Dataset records
____

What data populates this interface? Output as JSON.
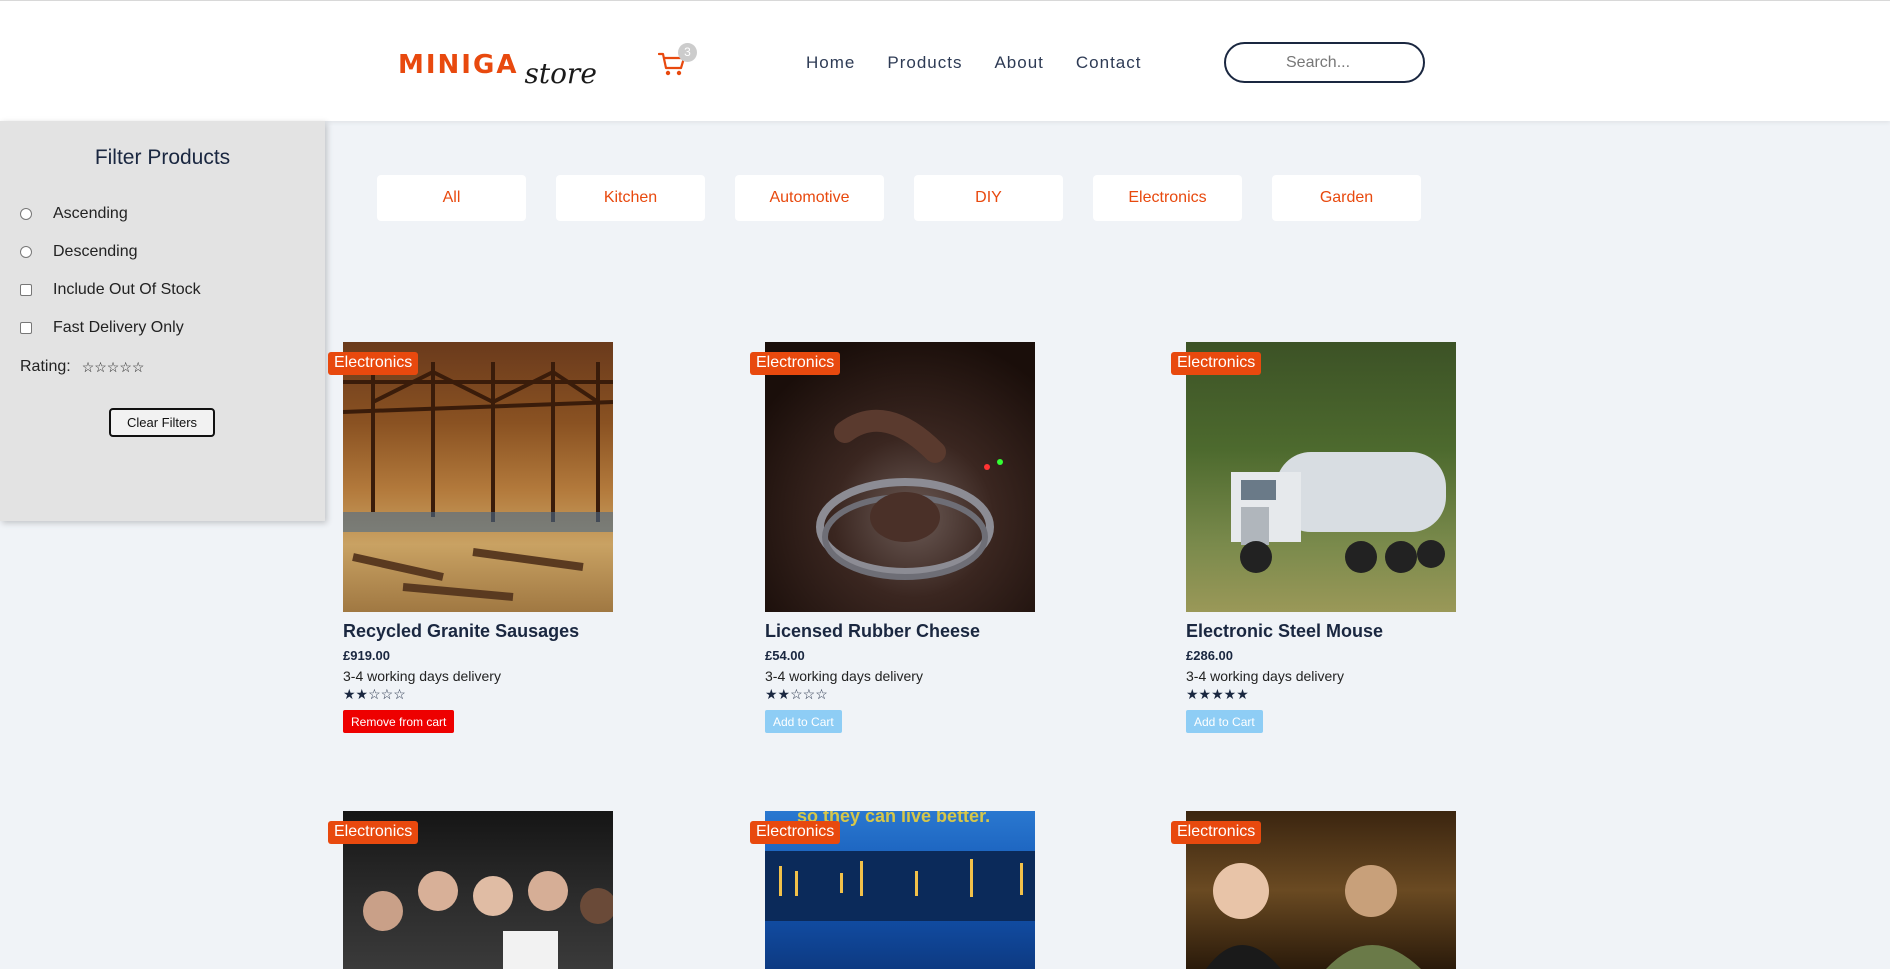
{
  "header": {
    "logo_main": "MINIGA",
    "logo_sub": "store",
    "cart_count": "3",
    "nav": [
      "Home",
      "Products",
      "About",
      "Contact"
    ],
    "search_placeholder": "Search..."
  },
  "sidebar": {
    "title": "Filter Products",
    "options": [
      "Ascending",
      "Descending",
      "Include Out Of Stock",
      "Fast Delivery Only"
    ],
    "rating_label": "Rating:",
    "rating_stars": "☆☆☆☆☆",
    "clear_label": "Clear Filters"
  },
  "categories": [
    "All",
    "Kitchen",
    "Automotive",
    "DIY",
    "Electronics",
    "Garden"
  ],
  "products": [
    {
      "category": "Electronics",
      "name": "Recycled Granite Sausages",
      "price": "£919.00",
      "delivery": "3-4 working days delivery",
      "rating": 2,
      "stars": "★★☆☆☆",
      "action": "Remove from cart"
    },
    {
      "category": "Electronics",
      "name": "Licensed Rubber Cheese",
      "price": "£54.00",
      "delivery": "3-4 working days delivery",
      "rating": 2,
      "stars": "★★☆☆☆",
      "action": "Add to Cart"
    },
    {
      "category": "Electronics",
      "name": "Electronic Steel Mouse",
      "price": "£286.00",
      "delivery": "3-4 working days delivery",
      "rating": 5,
      "stars": "★★★★★",
      "action": "Add to Cart"
    },
    {
      "category": "Electronics"
    },
    {
      "category": "Electronics",
      "image_text": "so they can live better."
    },
    {
      "category": "Electronics"
    }
  ],
  "colors": {
    "accent": "#e8490e",
    "remove": "#ee0000",
    "add": "#8ecdf5",
    "navy": "#1a2740"
  }
}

____

**Task instructions:**
Using the material above, retype each entry exactly and omit the pictures.

**Result below:**
What data populates this interface? Output as JSON.
{
  "header": {
    "logo_main": "MINIGA",
    "logo_sub": "store",
    "cart_count": "3",
    "nav": [
      "Home",
      "Products",
      "About",
      "Contact"
    ],
    "search_placeholder": "Search..."
  },
  "sidebar": {
    "title": "Filter Products",
    "options": [
      "Ascending",
      "Descending",
      "Include Out Of Stock",
      "Fast Delivery Only"
    ],
    "rating_label": "Rating:",
    "rating_stars": "☆☆☆☆☆",
    "clear_label": "Clear Filters"
  },
  "categories": [
    "All",
    "Kitchen",
    "Automotive",
    "DIY",
    "Electronics",
    "Garden"
  ],
  "products": [
    {
      "category": "Electronics",
      "name": "Recycled Granite Sausages",
      "price": "£919.00",
      "delivery": "3-4 working days delivery",
      "rating": 2,
      "stars": "★★☆☆☆",
      "action": "Remove from cart"
    },
    {
      "category": "Electronics",
      "name": "Licensed Rubber Cheese",
      "price": "£54.00",
      "delivery": "3-4 working days delivery",
      "rating": 2,
      "stars": "★★☆☆☆",
      "action": "Add to Cart"
    },
    {
      "category": "Electronics",
      "name": "Electronic Steel Mouse",
      "price": "£286.00",
      "delivery": "3-4 working days delivery",
      "rating": 5,
      "stars": "★★★★★",
      "action": "Add to Cart"
    },
    {
      "category": "Electronics"
    },
    {
      "category": "Electronics",
      "image_text": "so they can live better."
    },
    {
      "category": "Electronics"
    }
  ],
  "colors": {
    "accent": "#e8490e",
    "remove": "#ee0000",
    "add": "#8ecdf5",
    "navy": "#1a2740"
  }
}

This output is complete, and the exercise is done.